## [TASK STATEMENT]
Say how many lines of the listing below contain "xlabel", giving the number and nothing else.

***** THE RECORDS

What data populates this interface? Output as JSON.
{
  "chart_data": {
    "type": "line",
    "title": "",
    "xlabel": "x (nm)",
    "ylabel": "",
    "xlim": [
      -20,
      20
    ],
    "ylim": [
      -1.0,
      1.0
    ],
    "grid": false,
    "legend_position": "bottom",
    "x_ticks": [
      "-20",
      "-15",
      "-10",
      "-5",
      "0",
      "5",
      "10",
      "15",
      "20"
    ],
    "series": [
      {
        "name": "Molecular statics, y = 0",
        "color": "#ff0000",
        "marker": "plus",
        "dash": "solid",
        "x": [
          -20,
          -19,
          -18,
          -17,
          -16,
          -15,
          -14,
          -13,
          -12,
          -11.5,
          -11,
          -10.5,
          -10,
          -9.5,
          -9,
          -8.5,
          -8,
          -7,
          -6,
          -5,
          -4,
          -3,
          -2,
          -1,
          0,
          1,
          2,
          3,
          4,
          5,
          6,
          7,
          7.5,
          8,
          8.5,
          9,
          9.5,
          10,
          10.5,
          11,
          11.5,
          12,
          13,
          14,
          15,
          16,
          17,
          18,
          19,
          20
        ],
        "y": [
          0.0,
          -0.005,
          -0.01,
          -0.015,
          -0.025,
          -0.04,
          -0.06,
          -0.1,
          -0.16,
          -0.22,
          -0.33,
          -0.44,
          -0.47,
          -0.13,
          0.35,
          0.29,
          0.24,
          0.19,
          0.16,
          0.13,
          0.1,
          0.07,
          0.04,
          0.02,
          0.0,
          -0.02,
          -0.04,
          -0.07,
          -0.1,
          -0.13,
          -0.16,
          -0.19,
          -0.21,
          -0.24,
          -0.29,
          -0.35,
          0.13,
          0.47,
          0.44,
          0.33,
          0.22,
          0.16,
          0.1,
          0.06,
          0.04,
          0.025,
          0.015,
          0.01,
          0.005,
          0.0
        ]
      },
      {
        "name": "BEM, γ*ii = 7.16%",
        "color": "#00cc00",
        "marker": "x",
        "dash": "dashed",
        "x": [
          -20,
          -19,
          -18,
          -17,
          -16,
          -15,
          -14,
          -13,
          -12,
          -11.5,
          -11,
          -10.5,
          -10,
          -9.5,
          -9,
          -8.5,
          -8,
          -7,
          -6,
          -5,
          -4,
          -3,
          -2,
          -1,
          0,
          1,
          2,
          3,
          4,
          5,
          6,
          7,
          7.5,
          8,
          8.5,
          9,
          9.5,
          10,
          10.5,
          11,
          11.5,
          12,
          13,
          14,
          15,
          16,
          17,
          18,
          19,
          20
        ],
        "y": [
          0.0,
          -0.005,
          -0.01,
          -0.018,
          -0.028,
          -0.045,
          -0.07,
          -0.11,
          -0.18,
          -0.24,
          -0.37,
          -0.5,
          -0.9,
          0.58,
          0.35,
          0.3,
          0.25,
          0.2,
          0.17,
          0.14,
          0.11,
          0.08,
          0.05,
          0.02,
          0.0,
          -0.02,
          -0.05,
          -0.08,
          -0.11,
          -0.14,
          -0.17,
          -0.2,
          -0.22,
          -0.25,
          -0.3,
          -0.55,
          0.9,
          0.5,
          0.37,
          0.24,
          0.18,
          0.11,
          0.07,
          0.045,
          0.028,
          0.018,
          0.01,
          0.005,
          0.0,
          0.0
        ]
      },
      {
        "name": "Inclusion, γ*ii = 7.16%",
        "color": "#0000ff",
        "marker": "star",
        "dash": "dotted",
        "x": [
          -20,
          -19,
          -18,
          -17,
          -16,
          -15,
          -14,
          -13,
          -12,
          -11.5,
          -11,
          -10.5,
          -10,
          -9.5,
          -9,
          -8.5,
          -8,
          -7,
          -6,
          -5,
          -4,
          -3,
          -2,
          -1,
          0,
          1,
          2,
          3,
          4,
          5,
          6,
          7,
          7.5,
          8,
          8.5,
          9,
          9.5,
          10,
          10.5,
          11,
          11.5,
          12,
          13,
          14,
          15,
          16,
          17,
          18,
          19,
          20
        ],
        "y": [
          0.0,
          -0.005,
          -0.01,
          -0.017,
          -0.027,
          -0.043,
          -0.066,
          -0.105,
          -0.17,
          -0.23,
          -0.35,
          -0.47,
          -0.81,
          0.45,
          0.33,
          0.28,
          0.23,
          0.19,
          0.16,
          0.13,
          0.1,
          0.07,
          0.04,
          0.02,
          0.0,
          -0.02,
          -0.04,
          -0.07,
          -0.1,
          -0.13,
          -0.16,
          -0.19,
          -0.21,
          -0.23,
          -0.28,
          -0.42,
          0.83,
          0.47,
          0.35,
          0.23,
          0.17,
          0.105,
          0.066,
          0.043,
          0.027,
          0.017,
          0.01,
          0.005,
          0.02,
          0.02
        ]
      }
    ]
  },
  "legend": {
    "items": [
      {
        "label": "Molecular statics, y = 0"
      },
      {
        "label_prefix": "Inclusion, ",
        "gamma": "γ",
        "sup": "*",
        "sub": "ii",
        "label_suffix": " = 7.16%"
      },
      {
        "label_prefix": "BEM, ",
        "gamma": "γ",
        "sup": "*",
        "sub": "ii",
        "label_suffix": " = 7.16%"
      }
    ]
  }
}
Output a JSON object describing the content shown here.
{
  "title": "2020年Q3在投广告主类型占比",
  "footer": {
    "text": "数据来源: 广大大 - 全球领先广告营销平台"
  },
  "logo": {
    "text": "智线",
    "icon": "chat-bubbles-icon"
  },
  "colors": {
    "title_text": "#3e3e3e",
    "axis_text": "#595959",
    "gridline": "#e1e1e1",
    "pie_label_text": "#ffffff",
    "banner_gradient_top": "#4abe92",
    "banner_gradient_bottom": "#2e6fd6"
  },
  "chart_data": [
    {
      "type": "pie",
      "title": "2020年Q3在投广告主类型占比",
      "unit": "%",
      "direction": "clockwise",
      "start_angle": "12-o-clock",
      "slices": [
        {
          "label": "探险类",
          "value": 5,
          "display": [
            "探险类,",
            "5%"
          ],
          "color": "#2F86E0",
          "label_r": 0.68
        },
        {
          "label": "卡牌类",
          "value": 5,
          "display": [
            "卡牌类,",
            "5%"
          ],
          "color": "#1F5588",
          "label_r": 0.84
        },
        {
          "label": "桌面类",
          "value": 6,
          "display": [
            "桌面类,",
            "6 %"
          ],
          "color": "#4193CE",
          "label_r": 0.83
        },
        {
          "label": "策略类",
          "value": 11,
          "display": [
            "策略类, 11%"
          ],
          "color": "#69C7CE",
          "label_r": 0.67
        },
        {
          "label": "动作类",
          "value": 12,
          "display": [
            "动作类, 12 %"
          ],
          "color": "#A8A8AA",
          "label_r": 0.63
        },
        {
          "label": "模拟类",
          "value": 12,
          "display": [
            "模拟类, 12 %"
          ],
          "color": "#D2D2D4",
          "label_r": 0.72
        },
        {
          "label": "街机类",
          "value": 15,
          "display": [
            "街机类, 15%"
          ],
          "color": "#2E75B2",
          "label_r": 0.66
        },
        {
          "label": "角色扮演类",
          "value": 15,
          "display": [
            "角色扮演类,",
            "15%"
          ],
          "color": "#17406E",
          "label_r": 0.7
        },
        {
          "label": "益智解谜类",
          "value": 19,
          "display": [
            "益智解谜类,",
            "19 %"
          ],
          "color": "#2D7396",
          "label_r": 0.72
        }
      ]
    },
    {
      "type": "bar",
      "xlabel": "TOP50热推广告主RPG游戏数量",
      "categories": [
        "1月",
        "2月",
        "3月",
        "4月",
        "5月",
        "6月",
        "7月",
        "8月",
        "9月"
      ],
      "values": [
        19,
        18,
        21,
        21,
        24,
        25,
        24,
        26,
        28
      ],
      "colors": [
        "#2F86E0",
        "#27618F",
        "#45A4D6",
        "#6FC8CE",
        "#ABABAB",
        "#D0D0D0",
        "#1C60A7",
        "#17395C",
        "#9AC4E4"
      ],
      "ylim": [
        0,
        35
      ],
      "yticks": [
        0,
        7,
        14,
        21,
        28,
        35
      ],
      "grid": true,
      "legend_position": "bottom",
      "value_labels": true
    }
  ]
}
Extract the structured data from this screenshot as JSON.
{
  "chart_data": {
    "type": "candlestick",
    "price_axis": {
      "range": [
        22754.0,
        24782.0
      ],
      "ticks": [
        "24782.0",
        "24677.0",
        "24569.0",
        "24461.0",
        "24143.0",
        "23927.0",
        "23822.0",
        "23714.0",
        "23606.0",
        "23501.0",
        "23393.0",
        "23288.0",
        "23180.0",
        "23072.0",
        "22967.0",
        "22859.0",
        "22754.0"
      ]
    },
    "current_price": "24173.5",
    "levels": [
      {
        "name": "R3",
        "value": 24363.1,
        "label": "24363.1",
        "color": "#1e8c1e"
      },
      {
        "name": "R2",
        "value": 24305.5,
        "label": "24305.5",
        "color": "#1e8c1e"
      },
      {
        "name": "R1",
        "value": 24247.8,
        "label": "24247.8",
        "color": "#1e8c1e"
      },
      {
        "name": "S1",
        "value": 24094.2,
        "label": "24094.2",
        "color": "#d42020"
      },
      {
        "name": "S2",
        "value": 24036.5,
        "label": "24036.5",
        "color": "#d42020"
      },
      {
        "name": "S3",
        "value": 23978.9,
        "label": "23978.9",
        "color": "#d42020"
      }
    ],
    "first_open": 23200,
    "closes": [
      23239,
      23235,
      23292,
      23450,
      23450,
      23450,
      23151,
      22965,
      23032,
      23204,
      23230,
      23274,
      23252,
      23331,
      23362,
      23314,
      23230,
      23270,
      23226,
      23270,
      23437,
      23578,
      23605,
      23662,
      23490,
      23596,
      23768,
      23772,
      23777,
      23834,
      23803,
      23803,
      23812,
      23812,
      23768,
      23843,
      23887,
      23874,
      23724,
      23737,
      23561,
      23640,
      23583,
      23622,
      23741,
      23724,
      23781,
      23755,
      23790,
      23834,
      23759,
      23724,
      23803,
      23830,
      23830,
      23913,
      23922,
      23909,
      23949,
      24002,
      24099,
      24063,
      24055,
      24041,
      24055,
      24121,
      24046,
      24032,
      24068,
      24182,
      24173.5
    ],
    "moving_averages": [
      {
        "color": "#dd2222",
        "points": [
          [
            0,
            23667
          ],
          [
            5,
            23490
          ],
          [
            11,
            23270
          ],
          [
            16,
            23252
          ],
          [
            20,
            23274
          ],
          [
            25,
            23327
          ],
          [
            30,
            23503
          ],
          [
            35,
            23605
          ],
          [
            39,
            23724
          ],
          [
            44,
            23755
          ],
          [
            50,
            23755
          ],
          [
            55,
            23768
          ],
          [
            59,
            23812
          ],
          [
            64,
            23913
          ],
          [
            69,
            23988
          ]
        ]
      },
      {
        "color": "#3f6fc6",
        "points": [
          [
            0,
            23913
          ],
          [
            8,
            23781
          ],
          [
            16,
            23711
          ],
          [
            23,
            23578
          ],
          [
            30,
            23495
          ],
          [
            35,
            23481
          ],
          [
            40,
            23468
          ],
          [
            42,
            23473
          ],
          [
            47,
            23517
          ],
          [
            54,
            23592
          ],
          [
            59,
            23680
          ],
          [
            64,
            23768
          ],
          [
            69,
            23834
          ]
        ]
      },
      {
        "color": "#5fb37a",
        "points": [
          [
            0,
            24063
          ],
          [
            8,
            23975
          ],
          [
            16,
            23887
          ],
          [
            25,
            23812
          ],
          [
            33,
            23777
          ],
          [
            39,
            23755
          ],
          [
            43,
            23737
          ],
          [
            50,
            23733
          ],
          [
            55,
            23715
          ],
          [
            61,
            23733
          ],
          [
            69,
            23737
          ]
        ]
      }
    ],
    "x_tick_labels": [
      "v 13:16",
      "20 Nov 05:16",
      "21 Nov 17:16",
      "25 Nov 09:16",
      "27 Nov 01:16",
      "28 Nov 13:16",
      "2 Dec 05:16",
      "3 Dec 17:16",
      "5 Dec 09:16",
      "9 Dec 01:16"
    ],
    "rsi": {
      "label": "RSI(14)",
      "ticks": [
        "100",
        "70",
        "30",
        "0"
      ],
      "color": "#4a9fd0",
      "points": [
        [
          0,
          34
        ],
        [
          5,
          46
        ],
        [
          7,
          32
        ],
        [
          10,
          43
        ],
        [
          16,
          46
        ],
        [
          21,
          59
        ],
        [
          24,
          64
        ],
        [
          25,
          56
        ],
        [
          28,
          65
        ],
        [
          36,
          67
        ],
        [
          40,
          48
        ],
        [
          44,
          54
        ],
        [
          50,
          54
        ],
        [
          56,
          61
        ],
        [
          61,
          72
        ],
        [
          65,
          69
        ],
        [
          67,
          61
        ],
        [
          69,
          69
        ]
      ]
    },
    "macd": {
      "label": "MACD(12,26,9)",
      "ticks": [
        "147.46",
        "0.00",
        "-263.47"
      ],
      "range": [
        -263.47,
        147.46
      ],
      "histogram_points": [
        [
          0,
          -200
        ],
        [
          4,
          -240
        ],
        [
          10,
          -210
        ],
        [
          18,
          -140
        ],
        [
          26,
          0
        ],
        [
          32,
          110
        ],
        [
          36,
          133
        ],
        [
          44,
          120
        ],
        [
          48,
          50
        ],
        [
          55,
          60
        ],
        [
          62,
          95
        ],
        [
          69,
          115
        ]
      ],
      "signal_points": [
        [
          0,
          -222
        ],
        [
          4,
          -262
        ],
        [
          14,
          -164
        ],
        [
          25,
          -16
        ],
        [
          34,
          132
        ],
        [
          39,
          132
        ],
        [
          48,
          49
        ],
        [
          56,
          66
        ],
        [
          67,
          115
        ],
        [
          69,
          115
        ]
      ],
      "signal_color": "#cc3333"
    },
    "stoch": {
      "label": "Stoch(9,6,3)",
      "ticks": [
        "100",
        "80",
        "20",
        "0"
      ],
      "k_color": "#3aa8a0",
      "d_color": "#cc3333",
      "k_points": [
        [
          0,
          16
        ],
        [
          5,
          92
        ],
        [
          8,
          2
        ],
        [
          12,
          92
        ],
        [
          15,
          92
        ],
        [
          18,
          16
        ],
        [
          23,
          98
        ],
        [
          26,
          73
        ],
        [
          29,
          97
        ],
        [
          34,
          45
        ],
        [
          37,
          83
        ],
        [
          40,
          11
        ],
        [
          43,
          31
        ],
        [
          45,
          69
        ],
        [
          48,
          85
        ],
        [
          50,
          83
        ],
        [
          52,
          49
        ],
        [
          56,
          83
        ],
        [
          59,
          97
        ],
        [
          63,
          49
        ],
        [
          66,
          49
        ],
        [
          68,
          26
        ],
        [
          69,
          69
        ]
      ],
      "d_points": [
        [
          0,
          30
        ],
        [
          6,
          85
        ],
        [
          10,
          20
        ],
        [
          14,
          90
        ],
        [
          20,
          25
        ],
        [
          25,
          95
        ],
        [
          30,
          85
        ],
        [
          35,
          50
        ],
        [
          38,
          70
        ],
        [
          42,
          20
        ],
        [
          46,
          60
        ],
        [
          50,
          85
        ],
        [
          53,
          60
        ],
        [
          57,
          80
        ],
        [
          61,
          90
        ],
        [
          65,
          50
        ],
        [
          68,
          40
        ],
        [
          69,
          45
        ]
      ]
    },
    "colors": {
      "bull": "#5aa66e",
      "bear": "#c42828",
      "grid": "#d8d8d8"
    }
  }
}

**********

## [EXERCISE ANSWER]
2